* begin Dataset content *

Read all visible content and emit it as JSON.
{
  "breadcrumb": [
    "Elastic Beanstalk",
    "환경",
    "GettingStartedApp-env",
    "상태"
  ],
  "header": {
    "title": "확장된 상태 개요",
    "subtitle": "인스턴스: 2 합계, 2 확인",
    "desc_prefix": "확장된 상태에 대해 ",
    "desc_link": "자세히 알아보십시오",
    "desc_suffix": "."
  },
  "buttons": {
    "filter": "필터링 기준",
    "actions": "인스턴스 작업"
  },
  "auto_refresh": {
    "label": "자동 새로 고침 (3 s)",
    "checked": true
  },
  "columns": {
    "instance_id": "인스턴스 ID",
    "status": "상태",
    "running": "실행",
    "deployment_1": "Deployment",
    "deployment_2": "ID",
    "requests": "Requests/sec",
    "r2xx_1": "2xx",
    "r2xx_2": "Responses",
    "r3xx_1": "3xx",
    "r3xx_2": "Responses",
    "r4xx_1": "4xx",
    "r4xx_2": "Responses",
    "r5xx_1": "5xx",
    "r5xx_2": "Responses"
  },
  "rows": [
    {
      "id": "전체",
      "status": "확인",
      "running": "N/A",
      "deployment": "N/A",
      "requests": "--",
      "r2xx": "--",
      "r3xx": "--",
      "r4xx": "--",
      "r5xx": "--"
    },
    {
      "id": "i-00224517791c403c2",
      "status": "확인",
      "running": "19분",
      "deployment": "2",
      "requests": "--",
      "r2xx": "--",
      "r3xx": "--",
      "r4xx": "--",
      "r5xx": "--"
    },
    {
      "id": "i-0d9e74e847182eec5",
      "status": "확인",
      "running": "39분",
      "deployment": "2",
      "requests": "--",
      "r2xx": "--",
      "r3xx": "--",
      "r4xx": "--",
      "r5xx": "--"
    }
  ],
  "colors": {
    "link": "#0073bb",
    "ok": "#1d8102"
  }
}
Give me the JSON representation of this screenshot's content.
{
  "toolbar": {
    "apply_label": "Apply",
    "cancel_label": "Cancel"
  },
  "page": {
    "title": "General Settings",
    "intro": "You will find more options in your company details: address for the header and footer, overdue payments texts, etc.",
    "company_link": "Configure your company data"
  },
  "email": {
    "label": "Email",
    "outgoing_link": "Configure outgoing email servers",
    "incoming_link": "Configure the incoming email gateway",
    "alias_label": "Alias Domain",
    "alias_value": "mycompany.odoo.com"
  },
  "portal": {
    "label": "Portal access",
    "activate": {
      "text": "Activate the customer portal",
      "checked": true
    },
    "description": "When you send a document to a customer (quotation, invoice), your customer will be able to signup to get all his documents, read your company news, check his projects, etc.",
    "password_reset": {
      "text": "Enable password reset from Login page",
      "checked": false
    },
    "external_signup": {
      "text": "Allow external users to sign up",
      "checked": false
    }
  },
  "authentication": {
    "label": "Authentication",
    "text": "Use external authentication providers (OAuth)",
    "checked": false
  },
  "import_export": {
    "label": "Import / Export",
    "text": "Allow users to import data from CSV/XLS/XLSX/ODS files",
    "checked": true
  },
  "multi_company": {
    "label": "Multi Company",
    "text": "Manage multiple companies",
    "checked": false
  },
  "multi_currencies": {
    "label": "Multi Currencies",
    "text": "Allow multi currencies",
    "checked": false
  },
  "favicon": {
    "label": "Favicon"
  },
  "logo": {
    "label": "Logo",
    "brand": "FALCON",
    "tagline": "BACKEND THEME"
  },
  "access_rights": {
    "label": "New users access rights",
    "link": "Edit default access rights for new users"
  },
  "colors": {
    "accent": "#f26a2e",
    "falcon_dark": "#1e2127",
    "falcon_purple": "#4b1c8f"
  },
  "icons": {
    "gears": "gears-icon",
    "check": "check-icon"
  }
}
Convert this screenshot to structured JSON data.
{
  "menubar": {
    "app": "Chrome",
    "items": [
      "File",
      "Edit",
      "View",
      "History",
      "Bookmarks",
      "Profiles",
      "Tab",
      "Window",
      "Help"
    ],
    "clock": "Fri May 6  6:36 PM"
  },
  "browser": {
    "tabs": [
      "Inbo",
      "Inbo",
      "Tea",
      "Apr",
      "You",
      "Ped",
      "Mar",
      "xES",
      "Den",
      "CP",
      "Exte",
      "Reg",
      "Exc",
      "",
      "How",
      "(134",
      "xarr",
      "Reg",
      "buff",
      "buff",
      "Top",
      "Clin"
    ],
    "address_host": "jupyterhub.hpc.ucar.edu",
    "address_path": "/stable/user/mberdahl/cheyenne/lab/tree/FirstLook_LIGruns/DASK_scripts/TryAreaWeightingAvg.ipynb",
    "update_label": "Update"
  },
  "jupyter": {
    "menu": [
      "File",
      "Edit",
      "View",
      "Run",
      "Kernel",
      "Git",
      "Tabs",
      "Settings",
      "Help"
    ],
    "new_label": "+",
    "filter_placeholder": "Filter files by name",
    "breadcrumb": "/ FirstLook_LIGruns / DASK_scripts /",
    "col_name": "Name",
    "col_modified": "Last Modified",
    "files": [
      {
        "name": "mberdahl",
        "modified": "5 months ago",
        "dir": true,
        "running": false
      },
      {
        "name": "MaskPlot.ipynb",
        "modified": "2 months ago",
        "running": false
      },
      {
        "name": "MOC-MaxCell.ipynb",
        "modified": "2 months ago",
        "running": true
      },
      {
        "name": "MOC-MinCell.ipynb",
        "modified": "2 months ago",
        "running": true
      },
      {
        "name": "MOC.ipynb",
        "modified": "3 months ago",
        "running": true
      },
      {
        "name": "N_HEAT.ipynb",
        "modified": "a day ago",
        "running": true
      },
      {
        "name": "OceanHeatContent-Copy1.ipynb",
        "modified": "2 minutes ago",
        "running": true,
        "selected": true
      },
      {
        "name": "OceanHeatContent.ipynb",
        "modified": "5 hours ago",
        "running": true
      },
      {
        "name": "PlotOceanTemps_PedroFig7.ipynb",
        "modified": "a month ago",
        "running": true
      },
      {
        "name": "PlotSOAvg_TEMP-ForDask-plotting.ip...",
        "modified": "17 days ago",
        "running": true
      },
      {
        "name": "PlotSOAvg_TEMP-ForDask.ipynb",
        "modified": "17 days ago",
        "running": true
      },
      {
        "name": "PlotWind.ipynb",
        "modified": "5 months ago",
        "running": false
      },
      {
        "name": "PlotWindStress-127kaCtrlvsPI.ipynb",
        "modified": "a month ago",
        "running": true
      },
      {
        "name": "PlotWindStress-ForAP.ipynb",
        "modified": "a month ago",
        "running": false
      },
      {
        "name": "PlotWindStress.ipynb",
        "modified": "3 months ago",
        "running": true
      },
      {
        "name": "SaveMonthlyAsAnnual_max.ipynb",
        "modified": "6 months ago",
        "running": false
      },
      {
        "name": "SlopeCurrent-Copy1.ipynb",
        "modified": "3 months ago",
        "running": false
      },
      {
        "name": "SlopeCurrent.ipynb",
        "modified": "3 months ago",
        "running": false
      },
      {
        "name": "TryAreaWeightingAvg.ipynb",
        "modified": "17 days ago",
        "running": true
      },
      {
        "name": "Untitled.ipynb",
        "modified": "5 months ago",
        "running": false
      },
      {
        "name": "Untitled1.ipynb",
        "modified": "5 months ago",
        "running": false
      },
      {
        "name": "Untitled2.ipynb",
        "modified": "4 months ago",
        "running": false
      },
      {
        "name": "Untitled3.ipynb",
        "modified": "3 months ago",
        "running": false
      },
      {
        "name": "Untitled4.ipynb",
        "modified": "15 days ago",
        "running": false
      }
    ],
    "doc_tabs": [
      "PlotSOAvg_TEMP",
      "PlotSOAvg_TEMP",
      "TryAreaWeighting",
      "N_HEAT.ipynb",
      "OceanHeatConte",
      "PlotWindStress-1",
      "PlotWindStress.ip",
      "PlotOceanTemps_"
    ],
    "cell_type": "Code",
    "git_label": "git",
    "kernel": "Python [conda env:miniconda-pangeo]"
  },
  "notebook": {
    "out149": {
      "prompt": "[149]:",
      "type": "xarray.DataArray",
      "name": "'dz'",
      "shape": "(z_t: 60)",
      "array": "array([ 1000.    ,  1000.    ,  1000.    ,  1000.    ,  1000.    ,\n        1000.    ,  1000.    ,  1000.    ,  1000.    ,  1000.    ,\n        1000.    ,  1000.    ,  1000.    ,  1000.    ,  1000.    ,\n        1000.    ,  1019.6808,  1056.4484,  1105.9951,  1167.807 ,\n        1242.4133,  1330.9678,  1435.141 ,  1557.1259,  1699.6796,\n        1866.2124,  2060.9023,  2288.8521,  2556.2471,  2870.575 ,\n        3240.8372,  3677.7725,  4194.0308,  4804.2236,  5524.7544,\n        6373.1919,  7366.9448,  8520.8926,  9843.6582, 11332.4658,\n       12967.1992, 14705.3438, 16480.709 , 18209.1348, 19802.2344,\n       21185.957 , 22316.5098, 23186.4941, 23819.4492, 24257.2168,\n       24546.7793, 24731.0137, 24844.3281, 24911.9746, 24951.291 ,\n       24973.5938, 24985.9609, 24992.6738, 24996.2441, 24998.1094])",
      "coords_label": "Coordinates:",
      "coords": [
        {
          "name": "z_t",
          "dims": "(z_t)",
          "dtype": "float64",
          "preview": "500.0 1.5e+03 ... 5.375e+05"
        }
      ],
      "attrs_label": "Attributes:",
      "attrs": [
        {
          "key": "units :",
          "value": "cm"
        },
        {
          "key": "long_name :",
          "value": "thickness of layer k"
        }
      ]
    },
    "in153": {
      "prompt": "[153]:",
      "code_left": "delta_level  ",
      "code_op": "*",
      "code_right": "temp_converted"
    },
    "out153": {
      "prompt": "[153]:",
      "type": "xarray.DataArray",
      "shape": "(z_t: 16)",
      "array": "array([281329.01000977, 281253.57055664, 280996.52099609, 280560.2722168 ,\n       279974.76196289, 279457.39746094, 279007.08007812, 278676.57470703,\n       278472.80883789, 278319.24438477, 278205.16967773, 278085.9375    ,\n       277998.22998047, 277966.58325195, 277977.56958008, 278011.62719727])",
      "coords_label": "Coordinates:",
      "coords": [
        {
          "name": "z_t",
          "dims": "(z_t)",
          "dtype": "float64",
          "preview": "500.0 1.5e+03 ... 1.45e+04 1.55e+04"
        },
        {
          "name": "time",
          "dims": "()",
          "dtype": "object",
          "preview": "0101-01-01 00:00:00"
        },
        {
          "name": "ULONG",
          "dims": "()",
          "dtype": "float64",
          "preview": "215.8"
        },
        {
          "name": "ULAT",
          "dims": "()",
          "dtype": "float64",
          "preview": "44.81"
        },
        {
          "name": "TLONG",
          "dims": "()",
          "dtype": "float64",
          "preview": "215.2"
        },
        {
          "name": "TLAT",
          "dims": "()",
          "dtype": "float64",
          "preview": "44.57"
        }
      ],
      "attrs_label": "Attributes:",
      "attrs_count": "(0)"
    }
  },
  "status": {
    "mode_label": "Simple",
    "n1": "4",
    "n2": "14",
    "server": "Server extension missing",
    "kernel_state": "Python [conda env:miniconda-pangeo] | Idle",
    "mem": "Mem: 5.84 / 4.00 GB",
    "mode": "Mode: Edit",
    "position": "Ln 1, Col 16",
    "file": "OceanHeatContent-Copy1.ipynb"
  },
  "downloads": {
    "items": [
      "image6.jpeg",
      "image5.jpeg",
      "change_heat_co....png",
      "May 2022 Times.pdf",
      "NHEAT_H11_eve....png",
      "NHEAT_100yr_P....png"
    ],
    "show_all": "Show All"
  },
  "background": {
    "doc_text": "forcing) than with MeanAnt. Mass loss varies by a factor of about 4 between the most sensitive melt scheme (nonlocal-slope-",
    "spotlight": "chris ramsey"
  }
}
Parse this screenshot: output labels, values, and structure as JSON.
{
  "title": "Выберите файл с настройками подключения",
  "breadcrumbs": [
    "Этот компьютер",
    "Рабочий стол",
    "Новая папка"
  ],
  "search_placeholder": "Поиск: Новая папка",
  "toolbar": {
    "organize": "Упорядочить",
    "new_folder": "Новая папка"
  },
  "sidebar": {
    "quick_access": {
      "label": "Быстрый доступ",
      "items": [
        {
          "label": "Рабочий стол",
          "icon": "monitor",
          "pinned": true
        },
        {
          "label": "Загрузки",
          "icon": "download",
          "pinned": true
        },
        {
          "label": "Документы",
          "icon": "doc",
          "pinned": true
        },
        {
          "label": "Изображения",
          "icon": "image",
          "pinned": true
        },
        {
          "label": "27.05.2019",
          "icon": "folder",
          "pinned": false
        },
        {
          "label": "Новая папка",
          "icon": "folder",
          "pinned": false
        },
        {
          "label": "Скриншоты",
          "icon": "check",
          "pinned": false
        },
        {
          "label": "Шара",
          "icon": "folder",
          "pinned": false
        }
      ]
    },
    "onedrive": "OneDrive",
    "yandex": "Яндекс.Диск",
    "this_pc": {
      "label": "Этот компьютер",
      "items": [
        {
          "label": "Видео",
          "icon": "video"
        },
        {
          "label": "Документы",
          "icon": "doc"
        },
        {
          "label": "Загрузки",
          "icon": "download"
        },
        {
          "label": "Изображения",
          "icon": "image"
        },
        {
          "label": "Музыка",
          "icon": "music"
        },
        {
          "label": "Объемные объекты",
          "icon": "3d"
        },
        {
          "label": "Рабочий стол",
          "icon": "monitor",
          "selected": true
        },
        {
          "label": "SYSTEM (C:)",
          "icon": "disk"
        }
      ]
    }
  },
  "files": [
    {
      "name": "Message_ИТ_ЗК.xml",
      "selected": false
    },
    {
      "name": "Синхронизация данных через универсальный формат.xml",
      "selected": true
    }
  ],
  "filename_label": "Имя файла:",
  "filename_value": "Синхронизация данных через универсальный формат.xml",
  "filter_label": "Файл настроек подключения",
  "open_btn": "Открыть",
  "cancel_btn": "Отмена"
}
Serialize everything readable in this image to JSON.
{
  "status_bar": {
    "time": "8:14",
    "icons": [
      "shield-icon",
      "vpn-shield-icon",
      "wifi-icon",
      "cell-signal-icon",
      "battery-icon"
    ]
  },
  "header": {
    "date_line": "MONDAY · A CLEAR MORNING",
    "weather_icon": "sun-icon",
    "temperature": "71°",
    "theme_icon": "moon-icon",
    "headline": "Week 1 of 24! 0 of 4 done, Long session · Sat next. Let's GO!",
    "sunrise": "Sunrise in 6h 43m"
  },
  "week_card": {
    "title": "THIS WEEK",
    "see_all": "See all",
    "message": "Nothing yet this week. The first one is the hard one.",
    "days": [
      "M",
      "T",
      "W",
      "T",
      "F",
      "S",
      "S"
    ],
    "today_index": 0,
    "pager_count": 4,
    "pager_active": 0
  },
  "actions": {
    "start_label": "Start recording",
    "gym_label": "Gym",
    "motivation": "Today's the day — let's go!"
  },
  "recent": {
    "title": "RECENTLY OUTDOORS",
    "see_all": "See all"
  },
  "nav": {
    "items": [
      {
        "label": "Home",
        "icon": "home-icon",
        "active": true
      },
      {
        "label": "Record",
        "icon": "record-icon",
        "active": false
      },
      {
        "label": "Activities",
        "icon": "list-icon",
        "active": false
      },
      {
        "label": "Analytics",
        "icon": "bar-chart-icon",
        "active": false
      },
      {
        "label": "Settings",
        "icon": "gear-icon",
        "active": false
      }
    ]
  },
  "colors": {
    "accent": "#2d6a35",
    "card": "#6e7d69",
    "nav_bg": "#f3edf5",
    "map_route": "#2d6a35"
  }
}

* end Dataset content *

[Aim of the task]: Your task is to gather all lines from the entries above that hold the word "selected".

[Exercise answer]:
        "selected": true
          "selected": true
      "selected": false
      "selected": true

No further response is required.